* EXERCISE *
How many lines of the listing below contain the string "close", matching case exactly? Give only the number.

* RECORDED DATA *
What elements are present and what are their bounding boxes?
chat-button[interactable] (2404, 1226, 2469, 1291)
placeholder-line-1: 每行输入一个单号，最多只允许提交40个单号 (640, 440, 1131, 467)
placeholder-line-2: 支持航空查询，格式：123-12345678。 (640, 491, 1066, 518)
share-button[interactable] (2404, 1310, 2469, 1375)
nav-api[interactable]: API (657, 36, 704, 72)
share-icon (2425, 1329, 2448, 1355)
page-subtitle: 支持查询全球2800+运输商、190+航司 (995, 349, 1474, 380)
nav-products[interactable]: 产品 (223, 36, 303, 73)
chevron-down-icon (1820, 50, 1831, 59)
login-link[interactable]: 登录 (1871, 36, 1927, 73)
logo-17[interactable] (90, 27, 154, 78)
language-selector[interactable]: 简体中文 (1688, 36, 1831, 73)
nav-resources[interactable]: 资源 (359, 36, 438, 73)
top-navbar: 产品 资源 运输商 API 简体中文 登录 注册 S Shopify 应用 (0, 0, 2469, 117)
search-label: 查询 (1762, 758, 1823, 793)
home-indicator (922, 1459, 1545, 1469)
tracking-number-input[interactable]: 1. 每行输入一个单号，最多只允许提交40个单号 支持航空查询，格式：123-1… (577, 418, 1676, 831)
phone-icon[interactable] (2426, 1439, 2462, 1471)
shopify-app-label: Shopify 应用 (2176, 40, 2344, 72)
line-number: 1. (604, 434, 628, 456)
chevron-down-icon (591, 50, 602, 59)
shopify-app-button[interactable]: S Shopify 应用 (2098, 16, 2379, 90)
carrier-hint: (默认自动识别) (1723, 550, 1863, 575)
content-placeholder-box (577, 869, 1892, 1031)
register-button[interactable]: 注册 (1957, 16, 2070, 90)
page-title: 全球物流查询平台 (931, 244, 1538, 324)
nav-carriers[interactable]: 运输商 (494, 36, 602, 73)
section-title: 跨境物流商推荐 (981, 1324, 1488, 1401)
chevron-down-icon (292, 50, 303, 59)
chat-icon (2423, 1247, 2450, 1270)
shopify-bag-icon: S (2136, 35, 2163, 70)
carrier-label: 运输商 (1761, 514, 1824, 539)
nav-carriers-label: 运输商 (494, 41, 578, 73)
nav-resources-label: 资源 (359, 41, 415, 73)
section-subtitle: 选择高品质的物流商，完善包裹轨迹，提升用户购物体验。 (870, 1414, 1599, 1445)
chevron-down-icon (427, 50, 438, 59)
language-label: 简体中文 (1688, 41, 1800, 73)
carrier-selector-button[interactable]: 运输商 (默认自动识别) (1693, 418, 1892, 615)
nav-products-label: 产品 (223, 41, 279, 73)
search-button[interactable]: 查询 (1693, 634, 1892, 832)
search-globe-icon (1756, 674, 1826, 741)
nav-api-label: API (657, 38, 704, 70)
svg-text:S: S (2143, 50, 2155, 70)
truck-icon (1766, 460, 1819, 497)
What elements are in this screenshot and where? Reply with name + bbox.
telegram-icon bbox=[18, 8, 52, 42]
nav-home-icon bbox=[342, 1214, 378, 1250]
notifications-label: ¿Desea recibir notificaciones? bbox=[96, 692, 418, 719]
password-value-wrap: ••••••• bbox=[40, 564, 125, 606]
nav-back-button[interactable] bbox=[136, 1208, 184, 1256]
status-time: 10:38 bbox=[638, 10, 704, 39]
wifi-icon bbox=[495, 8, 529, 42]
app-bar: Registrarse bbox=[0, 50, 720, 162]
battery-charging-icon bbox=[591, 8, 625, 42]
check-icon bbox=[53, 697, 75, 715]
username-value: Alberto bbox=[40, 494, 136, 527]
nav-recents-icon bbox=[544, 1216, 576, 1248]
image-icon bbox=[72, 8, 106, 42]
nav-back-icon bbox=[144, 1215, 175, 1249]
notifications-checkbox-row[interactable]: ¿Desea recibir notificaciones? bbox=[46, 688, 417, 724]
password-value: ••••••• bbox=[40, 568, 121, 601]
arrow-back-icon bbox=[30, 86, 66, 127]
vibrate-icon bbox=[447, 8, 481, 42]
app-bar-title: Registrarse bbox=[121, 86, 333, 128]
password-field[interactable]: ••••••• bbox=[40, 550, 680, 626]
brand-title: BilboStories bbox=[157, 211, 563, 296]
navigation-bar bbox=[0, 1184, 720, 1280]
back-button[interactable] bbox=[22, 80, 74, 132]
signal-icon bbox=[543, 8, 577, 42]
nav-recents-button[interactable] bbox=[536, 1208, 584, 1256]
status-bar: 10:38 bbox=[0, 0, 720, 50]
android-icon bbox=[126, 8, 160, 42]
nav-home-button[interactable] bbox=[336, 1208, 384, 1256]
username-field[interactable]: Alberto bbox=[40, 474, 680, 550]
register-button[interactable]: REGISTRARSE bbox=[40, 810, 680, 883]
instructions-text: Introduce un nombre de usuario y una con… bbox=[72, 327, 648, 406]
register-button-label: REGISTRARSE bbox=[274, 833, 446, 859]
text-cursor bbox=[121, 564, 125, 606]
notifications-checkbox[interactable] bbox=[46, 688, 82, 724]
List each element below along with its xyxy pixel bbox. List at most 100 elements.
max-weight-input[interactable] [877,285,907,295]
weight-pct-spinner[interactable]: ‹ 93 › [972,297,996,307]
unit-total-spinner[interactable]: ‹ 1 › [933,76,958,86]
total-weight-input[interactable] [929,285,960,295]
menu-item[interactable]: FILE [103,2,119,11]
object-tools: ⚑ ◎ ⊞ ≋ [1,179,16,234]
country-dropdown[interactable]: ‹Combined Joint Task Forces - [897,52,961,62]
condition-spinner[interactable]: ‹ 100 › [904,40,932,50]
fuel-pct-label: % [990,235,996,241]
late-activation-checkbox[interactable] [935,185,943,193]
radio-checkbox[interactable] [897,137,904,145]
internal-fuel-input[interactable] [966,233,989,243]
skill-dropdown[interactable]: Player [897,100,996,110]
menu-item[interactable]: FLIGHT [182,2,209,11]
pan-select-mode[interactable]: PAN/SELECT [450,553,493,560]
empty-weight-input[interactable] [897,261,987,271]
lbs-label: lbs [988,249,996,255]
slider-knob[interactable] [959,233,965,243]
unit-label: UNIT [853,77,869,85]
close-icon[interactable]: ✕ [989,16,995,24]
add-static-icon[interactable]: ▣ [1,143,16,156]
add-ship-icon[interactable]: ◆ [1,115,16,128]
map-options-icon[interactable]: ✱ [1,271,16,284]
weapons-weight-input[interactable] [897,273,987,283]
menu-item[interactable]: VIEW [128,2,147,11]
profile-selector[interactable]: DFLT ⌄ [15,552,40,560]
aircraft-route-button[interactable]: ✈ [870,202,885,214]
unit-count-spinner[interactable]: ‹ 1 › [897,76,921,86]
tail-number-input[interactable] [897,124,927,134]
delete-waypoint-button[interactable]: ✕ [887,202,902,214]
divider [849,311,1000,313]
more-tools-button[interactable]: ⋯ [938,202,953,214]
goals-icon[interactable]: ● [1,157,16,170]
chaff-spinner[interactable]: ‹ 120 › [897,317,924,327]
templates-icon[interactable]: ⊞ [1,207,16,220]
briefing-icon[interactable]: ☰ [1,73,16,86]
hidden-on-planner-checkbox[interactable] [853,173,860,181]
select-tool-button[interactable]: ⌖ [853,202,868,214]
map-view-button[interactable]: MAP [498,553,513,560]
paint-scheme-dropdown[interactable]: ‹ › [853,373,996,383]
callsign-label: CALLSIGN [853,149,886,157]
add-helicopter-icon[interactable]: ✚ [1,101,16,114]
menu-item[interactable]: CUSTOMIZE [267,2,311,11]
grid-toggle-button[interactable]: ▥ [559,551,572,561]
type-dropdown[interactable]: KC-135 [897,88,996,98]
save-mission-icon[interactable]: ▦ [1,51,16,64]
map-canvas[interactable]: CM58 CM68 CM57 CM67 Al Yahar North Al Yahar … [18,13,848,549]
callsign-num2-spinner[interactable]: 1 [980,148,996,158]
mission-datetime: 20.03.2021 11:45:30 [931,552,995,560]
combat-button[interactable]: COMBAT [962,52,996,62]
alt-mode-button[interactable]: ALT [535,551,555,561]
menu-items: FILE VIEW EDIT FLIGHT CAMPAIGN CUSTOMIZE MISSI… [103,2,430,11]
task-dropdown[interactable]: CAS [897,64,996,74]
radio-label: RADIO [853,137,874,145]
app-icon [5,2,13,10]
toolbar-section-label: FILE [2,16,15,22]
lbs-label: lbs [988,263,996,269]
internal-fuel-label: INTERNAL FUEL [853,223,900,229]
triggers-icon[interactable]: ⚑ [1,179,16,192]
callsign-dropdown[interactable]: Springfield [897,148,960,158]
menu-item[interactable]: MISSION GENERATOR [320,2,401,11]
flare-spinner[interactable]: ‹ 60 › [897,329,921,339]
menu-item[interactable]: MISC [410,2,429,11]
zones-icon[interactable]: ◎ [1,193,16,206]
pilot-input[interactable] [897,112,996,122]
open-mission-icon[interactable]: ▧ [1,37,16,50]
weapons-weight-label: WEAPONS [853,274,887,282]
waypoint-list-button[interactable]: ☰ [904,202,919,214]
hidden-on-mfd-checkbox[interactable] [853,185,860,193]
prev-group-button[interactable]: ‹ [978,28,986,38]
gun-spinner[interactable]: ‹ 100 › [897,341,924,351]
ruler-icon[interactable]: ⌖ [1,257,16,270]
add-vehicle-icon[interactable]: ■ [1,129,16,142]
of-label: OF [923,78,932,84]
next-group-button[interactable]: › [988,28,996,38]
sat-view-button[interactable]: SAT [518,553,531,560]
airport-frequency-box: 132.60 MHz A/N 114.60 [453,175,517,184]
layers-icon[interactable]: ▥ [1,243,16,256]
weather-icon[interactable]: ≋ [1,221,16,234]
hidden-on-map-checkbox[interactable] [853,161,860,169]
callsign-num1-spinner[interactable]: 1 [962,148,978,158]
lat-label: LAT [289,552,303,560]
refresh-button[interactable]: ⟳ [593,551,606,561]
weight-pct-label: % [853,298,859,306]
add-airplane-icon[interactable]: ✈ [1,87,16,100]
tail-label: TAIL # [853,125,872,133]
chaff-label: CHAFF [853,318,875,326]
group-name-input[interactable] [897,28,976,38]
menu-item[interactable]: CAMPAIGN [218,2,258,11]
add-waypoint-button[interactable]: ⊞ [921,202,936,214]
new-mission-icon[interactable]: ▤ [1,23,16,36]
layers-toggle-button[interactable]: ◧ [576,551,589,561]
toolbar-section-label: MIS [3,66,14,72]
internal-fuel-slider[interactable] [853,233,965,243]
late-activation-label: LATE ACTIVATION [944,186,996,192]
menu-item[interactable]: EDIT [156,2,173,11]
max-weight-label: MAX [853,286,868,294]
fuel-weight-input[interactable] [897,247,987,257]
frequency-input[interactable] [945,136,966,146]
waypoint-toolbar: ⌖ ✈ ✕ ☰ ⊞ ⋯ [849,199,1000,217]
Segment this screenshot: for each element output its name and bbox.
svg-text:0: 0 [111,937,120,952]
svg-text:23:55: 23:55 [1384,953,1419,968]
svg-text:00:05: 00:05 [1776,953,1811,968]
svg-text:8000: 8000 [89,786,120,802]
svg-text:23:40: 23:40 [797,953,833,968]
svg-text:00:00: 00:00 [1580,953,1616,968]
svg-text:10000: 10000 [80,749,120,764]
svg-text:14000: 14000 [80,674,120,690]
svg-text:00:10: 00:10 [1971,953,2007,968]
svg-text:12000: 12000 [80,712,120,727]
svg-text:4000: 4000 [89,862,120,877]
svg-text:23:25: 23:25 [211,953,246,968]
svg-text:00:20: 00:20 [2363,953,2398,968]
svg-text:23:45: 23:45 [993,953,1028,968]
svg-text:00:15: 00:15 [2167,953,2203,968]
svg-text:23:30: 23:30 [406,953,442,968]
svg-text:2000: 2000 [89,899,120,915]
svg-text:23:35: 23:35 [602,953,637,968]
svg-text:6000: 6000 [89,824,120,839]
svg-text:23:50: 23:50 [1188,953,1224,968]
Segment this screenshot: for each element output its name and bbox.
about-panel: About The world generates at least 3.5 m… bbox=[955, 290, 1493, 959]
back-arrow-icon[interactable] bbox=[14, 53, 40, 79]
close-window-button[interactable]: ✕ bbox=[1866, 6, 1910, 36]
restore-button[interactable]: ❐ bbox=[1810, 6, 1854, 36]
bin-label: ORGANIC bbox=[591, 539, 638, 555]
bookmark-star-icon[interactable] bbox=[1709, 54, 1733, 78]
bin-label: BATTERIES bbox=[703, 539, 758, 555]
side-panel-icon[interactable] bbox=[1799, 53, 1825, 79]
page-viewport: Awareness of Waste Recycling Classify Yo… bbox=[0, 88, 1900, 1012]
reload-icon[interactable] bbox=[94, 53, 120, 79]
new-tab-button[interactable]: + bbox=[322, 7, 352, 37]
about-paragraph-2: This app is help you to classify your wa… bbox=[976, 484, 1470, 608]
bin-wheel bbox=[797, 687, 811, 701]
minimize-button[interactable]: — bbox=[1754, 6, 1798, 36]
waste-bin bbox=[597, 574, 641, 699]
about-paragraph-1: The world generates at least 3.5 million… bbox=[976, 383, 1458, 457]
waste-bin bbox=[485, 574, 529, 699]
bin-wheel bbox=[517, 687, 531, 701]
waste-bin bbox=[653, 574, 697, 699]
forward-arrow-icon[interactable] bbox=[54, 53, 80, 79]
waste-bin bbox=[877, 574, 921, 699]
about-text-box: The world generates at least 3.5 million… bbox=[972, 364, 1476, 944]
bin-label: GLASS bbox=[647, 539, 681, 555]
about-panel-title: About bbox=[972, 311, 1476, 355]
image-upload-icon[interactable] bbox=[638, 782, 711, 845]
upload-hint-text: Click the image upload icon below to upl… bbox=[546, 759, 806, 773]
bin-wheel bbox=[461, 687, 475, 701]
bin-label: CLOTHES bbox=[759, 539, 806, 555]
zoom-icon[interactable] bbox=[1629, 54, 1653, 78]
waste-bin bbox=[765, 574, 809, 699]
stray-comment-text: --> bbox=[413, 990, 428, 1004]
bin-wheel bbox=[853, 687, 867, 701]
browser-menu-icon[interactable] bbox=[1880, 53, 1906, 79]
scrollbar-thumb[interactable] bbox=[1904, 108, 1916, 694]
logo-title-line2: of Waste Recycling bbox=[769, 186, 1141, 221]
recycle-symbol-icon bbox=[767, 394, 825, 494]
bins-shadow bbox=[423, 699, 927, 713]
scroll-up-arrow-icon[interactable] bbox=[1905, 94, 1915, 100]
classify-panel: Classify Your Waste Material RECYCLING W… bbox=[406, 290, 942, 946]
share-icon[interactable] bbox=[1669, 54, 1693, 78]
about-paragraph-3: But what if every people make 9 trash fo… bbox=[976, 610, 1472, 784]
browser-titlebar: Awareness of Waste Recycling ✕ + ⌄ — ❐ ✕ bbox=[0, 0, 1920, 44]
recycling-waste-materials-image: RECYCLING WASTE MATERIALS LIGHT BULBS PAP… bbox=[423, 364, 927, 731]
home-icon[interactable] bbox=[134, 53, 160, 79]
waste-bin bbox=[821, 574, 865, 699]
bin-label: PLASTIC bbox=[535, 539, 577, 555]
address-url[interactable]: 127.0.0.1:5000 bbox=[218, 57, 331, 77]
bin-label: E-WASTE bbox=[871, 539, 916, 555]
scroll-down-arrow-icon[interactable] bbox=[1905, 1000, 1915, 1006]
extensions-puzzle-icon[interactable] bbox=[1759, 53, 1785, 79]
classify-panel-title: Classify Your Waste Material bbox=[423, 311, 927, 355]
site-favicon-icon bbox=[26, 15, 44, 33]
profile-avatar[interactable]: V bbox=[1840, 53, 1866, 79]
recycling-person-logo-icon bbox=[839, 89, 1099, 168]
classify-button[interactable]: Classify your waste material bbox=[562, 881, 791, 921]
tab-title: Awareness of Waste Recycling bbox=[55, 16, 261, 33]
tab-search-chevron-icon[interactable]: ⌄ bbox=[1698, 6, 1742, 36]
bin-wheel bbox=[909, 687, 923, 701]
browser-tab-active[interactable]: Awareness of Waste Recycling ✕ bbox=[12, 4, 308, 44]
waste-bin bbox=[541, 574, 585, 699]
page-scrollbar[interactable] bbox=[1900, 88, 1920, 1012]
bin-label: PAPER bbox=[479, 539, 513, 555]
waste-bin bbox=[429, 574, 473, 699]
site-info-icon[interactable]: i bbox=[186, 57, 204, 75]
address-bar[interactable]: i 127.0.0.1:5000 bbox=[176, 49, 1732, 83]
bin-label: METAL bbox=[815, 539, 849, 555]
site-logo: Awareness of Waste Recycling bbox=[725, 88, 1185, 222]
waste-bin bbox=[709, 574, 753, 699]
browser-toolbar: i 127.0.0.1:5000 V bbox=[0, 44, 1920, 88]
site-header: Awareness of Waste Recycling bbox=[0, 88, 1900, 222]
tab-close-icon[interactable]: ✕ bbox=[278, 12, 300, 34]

* SOLUTION FOR THIS PROBLEM *
3